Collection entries
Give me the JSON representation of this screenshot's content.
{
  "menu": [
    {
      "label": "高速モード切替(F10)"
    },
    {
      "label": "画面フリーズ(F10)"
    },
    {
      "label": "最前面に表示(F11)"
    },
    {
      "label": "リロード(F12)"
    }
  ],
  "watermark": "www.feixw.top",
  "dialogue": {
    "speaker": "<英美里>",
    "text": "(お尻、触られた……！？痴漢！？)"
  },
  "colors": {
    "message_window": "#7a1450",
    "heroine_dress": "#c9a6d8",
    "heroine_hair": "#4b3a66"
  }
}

PROBLEM TO SOLVE:
From the entries above, collect every line with the string "label" in it.

RESULT BELOW:
      "label": "高速モード切替(F10)"
      "label": "画面フリーズ(F10)"
      "label": "最前面に表示(F11)"
      "label": "リロード(F12)"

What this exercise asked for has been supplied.